-- start Records --

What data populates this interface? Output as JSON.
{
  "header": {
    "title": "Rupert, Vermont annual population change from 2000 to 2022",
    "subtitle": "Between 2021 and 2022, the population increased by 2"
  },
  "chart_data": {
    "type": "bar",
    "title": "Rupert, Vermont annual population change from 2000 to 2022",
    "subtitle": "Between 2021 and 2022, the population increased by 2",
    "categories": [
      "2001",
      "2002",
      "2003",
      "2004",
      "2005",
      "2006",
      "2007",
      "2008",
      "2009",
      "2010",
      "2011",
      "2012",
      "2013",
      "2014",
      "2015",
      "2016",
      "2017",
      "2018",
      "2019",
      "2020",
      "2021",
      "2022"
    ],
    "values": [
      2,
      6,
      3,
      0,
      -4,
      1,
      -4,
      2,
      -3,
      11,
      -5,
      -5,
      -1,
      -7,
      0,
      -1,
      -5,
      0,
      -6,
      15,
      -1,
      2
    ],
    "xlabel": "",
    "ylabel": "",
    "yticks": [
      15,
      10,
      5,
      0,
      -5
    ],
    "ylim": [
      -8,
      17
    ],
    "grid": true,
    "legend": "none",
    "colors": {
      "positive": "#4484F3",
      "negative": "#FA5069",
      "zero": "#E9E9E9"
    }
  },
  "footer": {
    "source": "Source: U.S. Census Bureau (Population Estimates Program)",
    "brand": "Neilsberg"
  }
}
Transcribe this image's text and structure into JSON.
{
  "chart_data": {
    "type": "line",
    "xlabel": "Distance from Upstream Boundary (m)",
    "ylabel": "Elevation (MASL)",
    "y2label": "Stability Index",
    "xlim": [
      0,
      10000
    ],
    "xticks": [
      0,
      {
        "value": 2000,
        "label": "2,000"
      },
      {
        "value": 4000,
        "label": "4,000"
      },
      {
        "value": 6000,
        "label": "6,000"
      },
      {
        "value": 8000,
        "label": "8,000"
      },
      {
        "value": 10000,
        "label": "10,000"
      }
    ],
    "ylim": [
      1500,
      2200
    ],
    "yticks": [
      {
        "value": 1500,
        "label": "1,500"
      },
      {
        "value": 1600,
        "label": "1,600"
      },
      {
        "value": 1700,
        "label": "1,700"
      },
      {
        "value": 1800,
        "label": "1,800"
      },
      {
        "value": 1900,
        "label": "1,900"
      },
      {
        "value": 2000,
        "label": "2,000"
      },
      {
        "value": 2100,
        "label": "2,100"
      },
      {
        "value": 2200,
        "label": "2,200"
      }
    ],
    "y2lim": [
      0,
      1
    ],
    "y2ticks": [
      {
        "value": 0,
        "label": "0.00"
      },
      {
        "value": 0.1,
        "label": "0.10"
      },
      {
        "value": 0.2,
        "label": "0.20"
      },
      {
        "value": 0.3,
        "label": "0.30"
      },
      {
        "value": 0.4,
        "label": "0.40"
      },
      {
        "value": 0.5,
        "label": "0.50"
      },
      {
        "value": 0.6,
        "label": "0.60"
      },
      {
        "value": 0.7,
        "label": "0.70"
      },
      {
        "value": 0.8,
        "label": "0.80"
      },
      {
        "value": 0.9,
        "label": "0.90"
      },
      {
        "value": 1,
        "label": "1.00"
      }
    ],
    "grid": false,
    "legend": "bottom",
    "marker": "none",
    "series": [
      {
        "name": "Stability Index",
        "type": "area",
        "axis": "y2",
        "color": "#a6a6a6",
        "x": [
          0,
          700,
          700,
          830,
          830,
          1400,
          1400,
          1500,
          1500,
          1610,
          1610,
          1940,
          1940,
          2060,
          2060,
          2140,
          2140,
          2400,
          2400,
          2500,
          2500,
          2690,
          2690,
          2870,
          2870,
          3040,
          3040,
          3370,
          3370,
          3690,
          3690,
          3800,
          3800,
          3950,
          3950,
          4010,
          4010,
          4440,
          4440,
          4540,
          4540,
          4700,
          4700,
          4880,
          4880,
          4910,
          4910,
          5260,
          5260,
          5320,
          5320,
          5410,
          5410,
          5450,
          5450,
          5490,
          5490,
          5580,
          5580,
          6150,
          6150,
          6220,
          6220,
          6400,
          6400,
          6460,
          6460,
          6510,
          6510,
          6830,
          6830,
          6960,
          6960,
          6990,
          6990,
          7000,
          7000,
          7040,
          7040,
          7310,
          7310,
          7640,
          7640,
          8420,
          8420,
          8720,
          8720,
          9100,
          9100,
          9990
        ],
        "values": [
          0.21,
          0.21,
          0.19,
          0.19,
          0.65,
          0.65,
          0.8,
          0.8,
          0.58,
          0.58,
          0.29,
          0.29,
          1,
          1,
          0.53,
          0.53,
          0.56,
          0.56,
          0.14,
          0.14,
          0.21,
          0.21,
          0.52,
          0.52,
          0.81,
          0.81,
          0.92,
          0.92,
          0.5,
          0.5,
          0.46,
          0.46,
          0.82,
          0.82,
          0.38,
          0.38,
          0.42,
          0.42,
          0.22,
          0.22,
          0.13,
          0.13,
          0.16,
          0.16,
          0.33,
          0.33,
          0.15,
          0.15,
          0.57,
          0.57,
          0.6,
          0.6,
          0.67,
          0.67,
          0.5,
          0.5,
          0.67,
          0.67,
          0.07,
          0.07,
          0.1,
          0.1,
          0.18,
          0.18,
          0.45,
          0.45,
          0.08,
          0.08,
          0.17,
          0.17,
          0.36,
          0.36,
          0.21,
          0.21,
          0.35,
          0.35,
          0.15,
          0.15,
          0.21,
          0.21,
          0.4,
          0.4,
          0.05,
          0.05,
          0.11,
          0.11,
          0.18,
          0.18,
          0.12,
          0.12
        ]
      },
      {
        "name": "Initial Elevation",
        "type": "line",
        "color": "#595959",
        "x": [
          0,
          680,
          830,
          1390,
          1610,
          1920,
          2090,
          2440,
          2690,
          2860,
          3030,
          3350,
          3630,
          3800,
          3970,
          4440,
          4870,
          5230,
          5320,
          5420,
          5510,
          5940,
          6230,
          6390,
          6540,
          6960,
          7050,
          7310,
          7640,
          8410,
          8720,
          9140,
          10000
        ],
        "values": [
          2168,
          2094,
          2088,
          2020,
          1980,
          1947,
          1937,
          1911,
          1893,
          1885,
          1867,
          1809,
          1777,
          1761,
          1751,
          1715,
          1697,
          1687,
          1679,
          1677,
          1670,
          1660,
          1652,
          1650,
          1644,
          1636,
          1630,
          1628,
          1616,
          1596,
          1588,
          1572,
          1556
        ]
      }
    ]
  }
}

-- end Records --

Copy every line of the records above that contains "JSON".

What data populates this interface? Output as JSON.
Transcribe this image's text and structure into JSON.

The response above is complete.